OBJECTIVE - Report only the number of lines holding "this".
Begin EXERCISE INPUTS
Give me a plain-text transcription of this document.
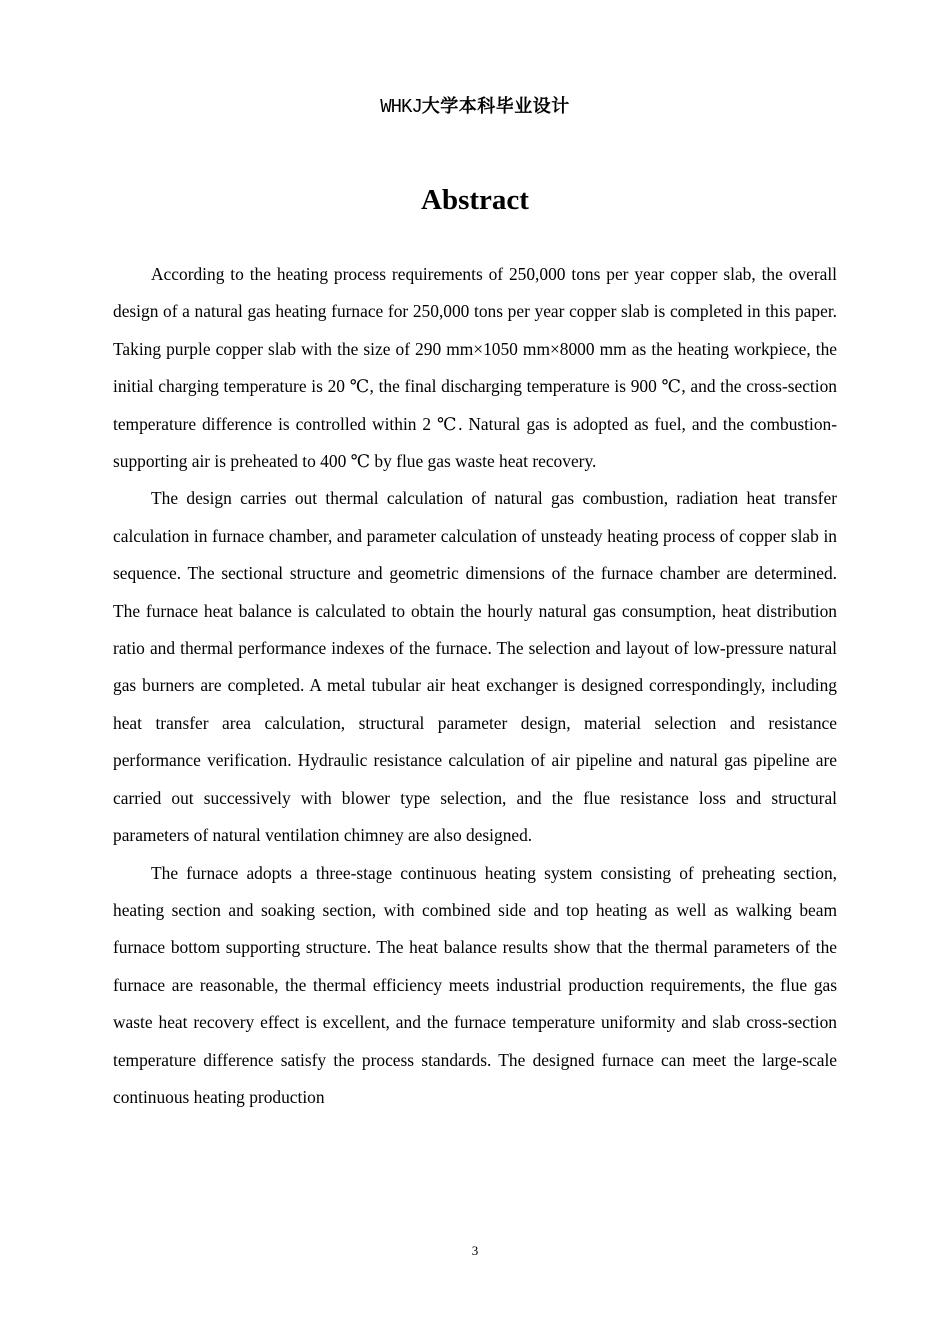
WHKJ大学本科毕业设计
Abstract

According to the heating process requirements of 250,000 tons per year copper slab, the overall design of a natural gas heating furnace for 250,000 tons per year copper slab is completed in this paper. Taking purple copper slab with the size of 290 mm×1050 mm×8000 mm as the heating workpiece, the initial charging temperature is 20 ℃, the final discharging temperature is 900 ℃, and the cross-section temperature difference is controlled within 2 ℃. Natural gas is adopted as fuel, and the combustion-supporting air is preheated to 400 ℃ by flue gas waste heat recovery.

The design carries out thermal calculation of natural gas combustion, radiation heat transfer calculation in furnace chamber, and parameter calculation of unsteady heating process of copper slab in sequence. The sectional structure and geometric dimensions of the furnace chamber are determined. The furnace heat balance is calculated to obtain the hourly natural gas consumption, heat distribution ratio and thermal performance indexes of the furnace. The selection and layout of low-pressure natural gas burners are completed. A metal tubular air heat exchanger is designed correspondingly, including heat transfer area calculation, structural parameter design, material selection and resistance performance verification. Hydraulic resistance calculation of air pipeline and natural gas pipeline are carried out successively with blower type selection, and the flue resistance loss and structural parameters of natural ventilation chimney are also designed.

The furnace adopts a three-stage continuous heating system consisting of preheating section, heating section and soaking section, with combined side and top heating as well as walking beam furnace bottom supporting structure. The heat balance results show that the thermal parameters of the furnace are reasonable, the thermal efficiency meets industrial production requirements, the flue gas waste heat recovery effect is excellent, and the furnace temperature uniformity and slab cross-section temperature difference satisfy the process standards. The designed furnace can meet the large-scale continuous heating production

3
End EXERCISE INPUTS
REPLY - 2